#### [Data in this exercise]

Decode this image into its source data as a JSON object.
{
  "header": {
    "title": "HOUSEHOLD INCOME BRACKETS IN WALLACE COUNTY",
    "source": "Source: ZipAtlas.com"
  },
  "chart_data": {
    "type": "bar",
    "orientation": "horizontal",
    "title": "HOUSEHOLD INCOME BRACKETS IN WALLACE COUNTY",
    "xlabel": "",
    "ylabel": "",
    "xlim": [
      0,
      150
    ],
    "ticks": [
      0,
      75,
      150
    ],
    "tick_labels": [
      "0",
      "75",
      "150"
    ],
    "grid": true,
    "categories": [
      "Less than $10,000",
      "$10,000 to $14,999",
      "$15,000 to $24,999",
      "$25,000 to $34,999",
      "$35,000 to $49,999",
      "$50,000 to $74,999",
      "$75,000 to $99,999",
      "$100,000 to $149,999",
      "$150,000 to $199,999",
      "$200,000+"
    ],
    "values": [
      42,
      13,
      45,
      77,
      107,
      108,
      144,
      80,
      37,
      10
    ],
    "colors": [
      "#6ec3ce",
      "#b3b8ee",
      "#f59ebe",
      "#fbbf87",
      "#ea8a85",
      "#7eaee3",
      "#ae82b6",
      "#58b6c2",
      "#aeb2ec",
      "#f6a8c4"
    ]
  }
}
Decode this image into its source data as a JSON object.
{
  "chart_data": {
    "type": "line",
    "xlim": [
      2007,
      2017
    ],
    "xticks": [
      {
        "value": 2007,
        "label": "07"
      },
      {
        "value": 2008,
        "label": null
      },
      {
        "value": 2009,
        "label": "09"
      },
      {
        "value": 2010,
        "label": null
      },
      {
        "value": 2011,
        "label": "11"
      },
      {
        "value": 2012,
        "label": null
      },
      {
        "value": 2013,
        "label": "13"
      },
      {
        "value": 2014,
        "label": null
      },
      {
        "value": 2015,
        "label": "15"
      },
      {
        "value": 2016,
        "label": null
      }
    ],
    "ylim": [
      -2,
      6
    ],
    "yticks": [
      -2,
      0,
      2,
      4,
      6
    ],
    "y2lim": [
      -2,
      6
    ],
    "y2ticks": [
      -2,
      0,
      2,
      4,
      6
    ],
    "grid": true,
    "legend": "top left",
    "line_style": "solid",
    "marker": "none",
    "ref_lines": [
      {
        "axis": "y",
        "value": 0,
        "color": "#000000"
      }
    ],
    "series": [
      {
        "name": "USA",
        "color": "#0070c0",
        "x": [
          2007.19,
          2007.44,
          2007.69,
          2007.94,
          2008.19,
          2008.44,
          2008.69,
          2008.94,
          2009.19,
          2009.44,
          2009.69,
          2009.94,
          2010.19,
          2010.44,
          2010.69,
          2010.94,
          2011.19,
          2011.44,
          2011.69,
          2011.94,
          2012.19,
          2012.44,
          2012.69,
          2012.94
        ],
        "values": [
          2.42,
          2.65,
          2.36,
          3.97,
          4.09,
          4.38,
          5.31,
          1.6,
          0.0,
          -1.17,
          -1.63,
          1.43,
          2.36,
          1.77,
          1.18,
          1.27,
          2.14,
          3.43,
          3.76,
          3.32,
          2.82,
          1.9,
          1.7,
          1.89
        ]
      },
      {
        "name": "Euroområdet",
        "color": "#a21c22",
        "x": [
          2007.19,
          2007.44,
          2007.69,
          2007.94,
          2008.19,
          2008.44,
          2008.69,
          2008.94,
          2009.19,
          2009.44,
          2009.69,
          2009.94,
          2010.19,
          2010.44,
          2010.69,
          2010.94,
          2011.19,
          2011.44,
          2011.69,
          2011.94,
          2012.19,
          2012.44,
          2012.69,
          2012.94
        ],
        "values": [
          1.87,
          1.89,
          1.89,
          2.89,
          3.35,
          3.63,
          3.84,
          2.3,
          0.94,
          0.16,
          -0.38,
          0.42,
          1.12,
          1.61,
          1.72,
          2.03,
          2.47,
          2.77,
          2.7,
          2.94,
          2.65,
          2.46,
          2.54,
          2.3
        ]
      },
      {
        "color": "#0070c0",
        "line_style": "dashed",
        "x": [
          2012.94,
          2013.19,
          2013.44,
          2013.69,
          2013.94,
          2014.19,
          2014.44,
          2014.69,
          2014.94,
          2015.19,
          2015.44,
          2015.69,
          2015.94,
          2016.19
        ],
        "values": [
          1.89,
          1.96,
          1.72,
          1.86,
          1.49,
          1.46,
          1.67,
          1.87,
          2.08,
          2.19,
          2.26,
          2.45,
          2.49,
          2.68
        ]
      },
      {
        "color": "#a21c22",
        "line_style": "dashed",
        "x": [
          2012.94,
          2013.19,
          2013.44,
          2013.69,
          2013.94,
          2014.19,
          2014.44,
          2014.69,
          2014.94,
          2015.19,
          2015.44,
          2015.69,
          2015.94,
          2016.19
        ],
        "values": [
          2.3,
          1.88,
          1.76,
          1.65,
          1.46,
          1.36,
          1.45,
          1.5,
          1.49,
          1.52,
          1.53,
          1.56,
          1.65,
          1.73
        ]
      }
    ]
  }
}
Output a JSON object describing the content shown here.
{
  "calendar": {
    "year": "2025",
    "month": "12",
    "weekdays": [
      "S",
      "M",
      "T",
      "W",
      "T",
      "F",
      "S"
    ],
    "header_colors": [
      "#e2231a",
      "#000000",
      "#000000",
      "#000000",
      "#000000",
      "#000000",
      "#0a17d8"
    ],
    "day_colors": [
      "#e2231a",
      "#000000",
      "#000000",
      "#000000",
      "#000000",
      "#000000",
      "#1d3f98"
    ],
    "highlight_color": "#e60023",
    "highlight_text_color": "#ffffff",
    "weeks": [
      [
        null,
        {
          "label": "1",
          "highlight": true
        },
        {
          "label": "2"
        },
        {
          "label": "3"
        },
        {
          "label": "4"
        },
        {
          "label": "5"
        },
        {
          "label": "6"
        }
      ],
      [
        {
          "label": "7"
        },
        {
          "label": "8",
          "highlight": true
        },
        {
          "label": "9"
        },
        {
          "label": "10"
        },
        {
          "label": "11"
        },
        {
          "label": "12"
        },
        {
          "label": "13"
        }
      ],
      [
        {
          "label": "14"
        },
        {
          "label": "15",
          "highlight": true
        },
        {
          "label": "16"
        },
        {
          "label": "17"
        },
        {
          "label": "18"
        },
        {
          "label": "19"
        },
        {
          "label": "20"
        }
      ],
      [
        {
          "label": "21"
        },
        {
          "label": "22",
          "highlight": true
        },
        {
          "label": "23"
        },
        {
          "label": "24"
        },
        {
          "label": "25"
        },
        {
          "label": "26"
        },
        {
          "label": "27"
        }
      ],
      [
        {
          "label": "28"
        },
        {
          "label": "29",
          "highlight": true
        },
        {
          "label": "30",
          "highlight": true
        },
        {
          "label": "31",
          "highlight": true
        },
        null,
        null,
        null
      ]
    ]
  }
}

#### [What you should do]
Write out all the records above again, exactly as they stand.

#### [Response for this exercise]
Decode this image into its source data as a JSON object.
{
  "header": {
    "title": "HOUSEHOLD INCOME BRACKETS IN WALLACE COUNTY",
    "source": "Source: ZipAtlas.com"
  },
  "chart_data": {
    "type": "bar",
    "orientation": "horizontal",
    "title": "HOUSEHOLD INCOME BRACKETS IN WALLACE COUNTY",
    "xlabel": "",
    "ylabel": "",
    "xlim": [
      0,
      150
    ],
    "ticks": [
      0,
      75,
      150
    ],
    "tick_labels": [
      "0",
      "75",
      "150"
    ],
    "grid": true,
    "categories": [
      "Less than $10,000",
      "$10,000 to $14,999",
      "$15,000 to $24,999",
      "$25,000 to $34,999",
      "$35,000 to $49,999",
      "$50,000 to $74,999",
      "$75,000 to $99,999",
      "$100,000 to $149,999",
      "$150,000 to $199,999",
      "$200,000+"
    ],
    "values": [
      42,
      13,
      45,
      77,
      107,
      108,
      144,
      80,
      37,
      10
    ],
    "colors": [
      "#6ec3ce",
      "#b3b8ee",
      "#f59ebe",
      "#fbbf87",
      "#ea8a85",
      "#7eaee3",
      "#ae82b6",
      "#58b6c2",
      "#aeb2ec",
      "#f6a8c4"
    ]
  }
}
Decode this image into its source data as a JSON object.
{
  "chart_data": {
    "type": "line",
    "xlim": [
      2007,
      2017
    ],
    "xticks": [
      {
        "value": 2007,
        "label": "07"
      },
      {
        "value": 2008,
        "label": null
      },
      {
        "value": 2009,
        "label": "09"
      },
      {
        "value": 2010,
        "label": null
      },
      {
        "value": 2011,
        "label": "11"
      },
      {
        "value": 2012,
        "label": null
      },
      {
        "value": 2013,
        "label": "13"
      },
      {
        "value": 2014,
        "label": null
      },
      {
        "value": 2015,
        "label": "15"
      },
      {
        "value": 2016,
        "label": null
      }
    ],
    "ylim": [
      -2,
      6
    ],
    "yticks": [
      -2,
      0,
      2,
      4,
      6
    ],
    "y2lim": [
      -2,
      6
    ],
    "y2ticks": [
      -2,
      0,
      2,
      4,
      6
    ],
    "grid": true,
    "legend": "top left",
    "line_style": "solid",
    "marker": "none",
    "ref_lines": [
      {
        "axis": "y",
        "value": 0,
        "color": "#000000"
      }
    ],
    "series": [
      {
        "name": "USA",
        "color": "#0070c0",
        "x": [
          2007.19,
          2007.44,
          2007.69,
          2007.94,
          2008.19,
          2008.44,
          2008.69,
          2008.94,
          2009.19,
          2009.44,
          2009.69,
          2009.94,
          2010.19,
          2010.44,
          2010.69,
          2010.94,
          2011.19,
          2011.44,
          2011.69,
          2011.94,
          2012.19,
          2012.44,
          2012.69,
          2012.94
        ],
        "values": [
          2.42,
          2.65,
          2.36,
          3.97,
          4.09,
          4.38,
          5.31,
          1.6,
          0.0,
          -1.17,
          -1.63,
          1.43,
          2.36,
          1.77,
          1.18,
          1.27,
          2.14,
          3.43,
          3.76,
          3.32,
          2.82,
          1.9,
          1.7,
          1.89
        ]
      },
      {
        "name": "Euroområdet",
        "color": "#a21c22",
        "x": [
          2007.19,
          2007.44,
          2007.69,
          2007.94,
          2008.19,
          2008.44,
          2008.69,
          2008.94,
          2009.19,
          2009.44,
          2009.69,
          2009.94,
          2010.19,
          2010.44,
          2010.69,
          2010.94,
          2011.19,
          2011.44,
          2011.69,
          2011.94,
          2012.19,
          2012.44,
          2012.69,
          2012.94
        ],
        "values": [
          1.87,
          1.89,
          1.89,
          2.89,
          3.35,
          3.63,
          3.84,
          2.3,
          0.94,
          0.16,
          -0.38,
          0.42,
          1.12,
          1.61,
          1.72,
          2.03,
          2.47,
          2.77,
          2.7,
          2.94,
          2.65,
          2.46,
          2.54,
          2.3
        ]
      },
      {
        "color": "#0070c0",
        "line_style": "dashed",
        "x": [
          2012.94,
          2013.19,
          2013.44,
          2013.69,
          2013.94,
          2014.19,
          2014.44,
          2014.69,
          2014.94,
          2015.19,
          2015.44,
          2015.69,
          2015.94,
          2016.19
        ],
        "values": [
          1.89,
          1.96,
          1.72,
          1.86,
          1.49,
          1.46,
          1.67,
          1.87,
          2.08,
          2.19,
          2.26,
          2.45,
          2.49,
          2.68
        ]
      },
      {
        "color": "#a21c22",
        "line_style": "dashed",
        "x": [
          2012.94,
          2013.19,
          2013.44,
          2013.69,
          2013.94,
          2014.19,
          2014.44,
          2014.69,
          2014.94,
          2015.19,
          2015.44,
          2015.69,
          2015.94,
          2016.19
        ],
        "values": [
          2.3,
          1.88,
          1.76,
          1.65,
          1.46,
          1.36,
          1.45,
          1.5,
          1.49,
          1.52,
          1.53,
          1.56,
          1.65,
          1.73
        ]
      }
    ]
  }
}
Output a JSON object describing the content shown here.
{
  "calendar": {
    "year": "2025",
    "month": "12",
    "weekdays": [
      "S",
      "M",
      "T",
      "W",
      "T",
      "F",
      "S"
    ],
    "header_colors": [
      "#e2231a",
      "#000000",
      "#000000",
      "#000000",
      "#000000",
      "#000000",
      "#0a17d8"
    ],
    "day_colors": [
      "#e2231a",
      "#000000",
      "#000000",
      "#000000",
      "#000000",
      "#000000",
      "#1d3f98"
    ],
    "highlight_color": "#e60023",
    "highlight_text_color": "#ffffff",
    "weeks": [
      [
        null,
        {
          "label": "1",
          "highlight": true
        },
        {
          "label": "2"
        },
        {
          "label": "3"
        },
        {
          "label": "4"
        },
        {
          "label": "5"
        },
        {
          "label": "6"
        }
      ],
      [
        {
          "label": "7"
        },
        {
          "label": "8",
          "highlight": true
        },
        {
          "label": "9"
        },
        {
          "label": "10"
        },
        {
          "label": "11"
        },
        {
          "label": "12"
        },
        {
          "label": "13"
        }
      ],
      [
        {
          "label": "14"
        },
        {
          "label": "15",
          "highlight": true
        },
        {
          "label": "16"
        },
        {
          "label": "17"
        },
        {
          "label": "18"
        },
        {
          "label": "19"
        },
        {
          "label": "20"
        }
      ],
      [
        {
          "label": "21"
        },
        {
          "label": "22",
          "highlight": true
        },
        {
          "label": "23"
        },
        {
          "label": "24"
        },
        {
          "label": "25"
        },
        {
          "label": "26"
        },
        {
          "label": "27"
        }
      ],
      [
        {
          "label": "28"
        },
        {
          "label": "29",
          "highlight": true
        },
        {
          "label": "30",
          "highlight": true
        },
        {
          "label": "31",
          "highlight": true
        },
        null,
        null,
        null
      ]
    ]
  }
}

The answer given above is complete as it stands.